** Start of Provided records **

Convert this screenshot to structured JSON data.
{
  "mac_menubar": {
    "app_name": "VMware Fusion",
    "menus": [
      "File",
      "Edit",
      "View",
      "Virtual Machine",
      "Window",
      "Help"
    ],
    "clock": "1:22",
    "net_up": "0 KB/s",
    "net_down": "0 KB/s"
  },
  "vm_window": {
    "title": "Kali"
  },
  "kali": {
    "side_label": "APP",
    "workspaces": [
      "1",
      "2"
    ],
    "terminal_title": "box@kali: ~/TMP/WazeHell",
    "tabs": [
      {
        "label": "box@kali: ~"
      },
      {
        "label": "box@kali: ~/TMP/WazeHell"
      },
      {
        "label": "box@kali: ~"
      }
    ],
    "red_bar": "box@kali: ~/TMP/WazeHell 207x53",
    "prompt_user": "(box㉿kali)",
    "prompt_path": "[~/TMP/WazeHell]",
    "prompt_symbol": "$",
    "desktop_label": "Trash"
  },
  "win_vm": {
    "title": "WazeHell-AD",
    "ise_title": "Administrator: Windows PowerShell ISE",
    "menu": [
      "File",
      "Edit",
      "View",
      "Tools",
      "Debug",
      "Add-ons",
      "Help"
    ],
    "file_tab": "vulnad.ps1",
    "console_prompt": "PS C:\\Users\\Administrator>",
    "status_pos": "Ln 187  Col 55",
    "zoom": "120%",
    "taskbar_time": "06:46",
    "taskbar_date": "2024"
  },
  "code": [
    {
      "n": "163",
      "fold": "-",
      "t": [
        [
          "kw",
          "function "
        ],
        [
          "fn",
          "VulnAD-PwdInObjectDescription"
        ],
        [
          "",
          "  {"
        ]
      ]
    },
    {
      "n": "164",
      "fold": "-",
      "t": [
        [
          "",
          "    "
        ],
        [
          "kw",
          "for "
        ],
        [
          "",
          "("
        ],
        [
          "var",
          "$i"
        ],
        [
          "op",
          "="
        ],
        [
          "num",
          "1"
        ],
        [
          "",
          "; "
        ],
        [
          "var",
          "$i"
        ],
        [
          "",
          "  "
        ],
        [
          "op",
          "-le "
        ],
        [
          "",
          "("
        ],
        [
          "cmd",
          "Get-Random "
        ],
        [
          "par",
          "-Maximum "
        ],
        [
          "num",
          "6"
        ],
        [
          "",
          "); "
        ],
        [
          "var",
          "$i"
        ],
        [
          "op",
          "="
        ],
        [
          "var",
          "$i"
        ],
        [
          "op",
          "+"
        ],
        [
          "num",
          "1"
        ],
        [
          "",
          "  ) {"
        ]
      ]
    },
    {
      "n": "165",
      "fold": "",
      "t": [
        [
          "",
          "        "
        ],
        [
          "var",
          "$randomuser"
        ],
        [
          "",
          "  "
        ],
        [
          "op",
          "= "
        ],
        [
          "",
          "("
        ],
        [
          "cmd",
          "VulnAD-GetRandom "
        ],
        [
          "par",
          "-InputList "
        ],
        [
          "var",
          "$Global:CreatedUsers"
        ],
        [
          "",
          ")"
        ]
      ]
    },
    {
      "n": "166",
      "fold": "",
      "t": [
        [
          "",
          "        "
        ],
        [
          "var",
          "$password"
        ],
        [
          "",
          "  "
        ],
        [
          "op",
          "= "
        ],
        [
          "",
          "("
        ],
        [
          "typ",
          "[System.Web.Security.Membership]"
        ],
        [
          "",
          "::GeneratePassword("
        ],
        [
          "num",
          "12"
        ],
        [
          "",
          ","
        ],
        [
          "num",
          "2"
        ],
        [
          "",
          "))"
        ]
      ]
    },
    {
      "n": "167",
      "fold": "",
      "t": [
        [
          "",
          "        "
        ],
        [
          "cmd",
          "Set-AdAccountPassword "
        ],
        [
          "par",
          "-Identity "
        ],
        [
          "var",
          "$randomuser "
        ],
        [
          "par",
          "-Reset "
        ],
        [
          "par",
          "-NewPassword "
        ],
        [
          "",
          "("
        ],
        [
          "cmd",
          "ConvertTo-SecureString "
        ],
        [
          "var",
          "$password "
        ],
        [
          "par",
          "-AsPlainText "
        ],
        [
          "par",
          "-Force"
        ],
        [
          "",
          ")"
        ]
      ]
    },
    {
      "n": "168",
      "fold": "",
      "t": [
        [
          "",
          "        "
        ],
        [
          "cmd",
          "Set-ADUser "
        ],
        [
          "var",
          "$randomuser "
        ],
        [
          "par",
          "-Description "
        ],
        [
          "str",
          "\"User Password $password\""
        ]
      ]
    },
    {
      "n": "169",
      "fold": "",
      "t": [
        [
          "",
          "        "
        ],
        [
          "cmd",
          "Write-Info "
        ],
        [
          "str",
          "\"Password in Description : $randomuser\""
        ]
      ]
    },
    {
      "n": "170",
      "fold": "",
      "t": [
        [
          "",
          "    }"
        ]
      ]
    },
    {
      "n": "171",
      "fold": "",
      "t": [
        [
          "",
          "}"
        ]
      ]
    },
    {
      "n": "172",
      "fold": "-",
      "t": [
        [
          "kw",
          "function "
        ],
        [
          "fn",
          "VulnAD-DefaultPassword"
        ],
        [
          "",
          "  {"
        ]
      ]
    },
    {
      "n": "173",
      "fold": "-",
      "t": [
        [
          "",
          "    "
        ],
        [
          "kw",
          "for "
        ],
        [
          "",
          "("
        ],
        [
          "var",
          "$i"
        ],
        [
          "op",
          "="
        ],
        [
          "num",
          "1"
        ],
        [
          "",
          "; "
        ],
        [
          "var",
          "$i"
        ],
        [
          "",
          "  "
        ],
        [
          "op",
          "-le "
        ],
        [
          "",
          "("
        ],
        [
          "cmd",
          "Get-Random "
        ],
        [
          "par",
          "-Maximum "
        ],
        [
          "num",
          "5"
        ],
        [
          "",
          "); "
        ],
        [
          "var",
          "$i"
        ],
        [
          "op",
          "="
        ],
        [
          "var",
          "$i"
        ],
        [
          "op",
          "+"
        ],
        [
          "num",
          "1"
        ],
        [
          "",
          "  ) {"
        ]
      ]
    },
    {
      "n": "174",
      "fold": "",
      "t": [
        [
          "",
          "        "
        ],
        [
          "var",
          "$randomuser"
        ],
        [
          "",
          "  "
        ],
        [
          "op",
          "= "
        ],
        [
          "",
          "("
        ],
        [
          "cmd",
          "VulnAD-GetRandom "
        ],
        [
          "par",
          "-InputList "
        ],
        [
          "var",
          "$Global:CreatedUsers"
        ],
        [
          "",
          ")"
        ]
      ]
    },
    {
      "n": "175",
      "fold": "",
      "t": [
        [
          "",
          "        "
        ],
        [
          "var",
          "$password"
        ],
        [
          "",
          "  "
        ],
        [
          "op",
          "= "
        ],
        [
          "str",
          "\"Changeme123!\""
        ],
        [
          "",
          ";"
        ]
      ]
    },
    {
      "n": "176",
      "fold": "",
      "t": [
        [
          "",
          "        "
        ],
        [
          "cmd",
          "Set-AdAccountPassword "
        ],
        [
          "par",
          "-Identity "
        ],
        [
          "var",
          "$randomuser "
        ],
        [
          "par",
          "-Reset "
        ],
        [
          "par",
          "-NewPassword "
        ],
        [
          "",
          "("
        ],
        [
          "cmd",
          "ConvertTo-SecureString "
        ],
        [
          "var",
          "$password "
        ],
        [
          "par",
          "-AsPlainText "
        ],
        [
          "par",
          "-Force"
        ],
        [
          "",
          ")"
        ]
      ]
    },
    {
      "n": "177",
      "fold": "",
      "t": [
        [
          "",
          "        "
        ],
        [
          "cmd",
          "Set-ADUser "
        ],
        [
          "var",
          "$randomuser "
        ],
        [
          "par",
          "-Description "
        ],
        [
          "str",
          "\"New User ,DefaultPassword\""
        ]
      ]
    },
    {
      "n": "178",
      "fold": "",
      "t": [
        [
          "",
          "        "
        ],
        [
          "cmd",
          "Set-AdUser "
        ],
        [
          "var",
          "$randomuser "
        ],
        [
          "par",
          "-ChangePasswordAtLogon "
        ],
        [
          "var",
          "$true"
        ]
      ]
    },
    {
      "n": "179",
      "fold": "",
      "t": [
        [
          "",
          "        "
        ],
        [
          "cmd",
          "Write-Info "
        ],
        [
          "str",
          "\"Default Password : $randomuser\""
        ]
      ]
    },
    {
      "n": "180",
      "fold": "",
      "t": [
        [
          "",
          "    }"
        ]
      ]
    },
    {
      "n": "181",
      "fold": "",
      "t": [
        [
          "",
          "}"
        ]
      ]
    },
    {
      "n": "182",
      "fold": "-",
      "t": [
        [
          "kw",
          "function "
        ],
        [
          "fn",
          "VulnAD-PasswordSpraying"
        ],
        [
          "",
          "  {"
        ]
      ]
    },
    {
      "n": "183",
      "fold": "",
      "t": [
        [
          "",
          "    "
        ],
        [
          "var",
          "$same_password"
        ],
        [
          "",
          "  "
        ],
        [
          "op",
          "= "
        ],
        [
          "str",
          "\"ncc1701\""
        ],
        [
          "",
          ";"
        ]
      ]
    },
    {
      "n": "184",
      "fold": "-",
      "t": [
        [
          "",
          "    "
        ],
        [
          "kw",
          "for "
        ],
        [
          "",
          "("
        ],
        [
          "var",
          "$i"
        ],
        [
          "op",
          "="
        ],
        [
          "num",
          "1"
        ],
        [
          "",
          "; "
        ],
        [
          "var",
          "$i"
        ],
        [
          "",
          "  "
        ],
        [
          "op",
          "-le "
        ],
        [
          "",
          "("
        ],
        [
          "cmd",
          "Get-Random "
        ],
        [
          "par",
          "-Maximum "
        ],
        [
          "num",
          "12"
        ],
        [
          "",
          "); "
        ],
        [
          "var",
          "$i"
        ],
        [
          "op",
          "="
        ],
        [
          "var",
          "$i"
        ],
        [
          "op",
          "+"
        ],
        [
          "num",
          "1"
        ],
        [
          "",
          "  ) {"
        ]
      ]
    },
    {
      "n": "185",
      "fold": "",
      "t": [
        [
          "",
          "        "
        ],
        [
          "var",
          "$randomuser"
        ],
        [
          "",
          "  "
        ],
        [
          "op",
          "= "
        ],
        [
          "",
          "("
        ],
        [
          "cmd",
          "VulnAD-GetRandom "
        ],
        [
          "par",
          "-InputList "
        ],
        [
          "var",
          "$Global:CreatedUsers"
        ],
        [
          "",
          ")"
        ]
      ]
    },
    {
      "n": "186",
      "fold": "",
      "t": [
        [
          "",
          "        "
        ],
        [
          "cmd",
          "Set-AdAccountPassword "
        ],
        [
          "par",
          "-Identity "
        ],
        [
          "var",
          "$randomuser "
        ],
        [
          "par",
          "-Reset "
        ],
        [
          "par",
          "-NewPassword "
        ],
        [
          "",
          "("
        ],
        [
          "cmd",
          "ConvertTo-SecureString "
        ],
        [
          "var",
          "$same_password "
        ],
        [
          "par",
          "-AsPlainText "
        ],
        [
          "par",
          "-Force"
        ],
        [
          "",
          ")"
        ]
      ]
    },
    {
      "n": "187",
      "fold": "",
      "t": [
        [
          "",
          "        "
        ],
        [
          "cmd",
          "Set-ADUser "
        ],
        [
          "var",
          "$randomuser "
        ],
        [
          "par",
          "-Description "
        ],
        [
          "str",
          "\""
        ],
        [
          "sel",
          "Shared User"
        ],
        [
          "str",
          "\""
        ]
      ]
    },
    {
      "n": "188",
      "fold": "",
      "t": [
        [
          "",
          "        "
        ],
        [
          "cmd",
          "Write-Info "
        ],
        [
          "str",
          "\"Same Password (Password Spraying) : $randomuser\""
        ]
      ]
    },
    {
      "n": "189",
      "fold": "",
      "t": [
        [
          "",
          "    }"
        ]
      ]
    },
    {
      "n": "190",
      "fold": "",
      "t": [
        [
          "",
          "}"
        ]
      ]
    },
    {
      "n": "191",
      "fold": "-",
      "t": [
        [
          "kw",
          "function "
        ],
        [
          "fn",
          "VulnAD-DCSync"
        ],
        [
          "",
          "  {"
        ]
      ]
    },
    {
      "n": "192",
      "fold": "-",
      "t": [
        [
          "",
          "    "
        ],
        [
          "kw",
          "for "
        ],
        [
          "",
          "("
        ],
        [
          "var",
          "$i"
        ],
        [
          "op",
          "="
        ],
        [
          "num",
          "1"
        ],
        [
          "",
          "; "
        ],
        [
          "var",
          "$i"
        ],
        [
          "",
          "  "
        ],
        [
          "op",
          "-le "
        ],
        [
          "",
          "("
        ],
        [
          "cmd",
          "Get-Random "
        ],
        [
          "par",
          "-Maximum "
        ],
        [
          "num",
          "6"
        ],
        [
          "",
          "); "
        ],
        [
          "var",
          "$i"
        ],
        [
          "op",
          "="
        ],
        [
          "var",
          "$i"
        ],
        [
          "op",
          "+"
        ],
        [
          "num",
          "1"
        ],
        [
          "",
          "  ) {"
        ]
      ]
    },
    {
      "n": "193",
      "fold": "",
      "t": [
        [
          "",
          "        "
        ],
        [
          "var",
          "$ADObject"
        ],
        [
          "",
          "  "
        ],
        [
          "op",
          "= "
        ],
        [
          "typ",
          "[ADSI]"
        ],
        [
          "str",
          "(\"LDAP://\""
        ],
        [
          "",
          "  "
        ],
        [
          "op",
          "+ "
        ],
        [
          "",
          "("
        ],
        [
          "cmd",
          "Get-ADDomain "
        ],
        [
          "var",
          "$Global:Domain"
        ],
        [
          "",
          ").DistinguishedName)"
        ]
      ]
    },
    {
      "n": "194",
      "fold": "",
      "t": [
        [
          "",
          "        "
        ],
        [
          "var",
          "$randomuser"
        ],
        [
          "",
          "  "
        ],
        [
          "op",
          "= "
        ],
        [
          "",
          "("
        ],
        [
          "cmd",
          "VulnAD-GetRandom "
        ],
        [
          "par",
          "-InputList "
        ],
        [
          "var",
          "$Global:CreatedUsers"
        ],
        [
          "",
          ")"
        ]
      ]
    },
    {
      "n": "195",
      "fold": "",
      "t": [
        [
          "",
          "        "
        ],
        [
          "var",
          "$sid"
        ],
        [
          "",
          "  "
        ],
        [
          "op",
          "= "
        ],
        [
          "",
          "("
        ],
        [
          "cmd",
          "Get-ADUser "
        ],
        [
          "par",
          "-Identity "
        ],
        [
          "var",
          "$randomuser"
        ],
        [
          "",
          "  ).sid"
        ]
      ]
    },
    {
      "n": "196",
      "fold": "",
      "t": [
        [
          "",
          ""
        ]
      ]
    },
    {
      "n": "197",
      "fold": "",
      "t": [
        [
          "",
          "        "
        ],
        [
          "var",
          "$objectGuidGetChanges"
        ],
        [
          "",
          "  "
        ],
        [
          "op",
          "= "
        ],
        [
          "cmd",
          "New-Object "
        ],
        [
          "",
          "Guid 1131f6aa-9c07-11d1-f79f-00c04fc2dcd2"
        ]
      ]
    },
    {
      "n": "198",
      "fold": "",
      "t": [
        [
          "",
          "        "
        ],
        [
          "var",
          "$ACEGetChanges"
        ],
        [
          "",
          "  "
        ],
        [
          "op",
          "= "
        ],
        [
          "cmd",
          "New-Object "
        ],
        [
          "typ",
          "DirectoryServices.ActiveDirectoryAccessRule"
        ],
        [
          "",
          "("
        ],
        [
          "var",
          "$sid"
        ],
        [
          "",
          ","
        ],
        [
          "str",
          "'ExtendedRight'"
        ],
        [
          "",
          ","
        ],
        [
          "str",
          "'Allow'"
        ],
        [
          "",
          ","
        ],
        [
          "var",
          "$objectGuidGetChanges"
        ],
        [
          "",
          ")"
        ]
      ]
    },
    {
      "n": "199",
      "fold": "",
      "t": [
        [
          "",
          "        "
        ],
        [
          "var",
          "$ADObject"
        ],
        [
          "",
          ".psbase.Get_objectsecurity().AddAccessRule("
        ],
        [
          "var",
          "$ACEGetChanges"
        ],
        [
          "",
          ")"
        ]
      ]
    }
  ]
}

** End of Provided records **

## What the exercise asks
Pull out each line of the listing that holds the string "DefaultPassword".

## Output for this task
          "VulnAD-DefaultPassword"
          "\"New User ,DefaultPassword\""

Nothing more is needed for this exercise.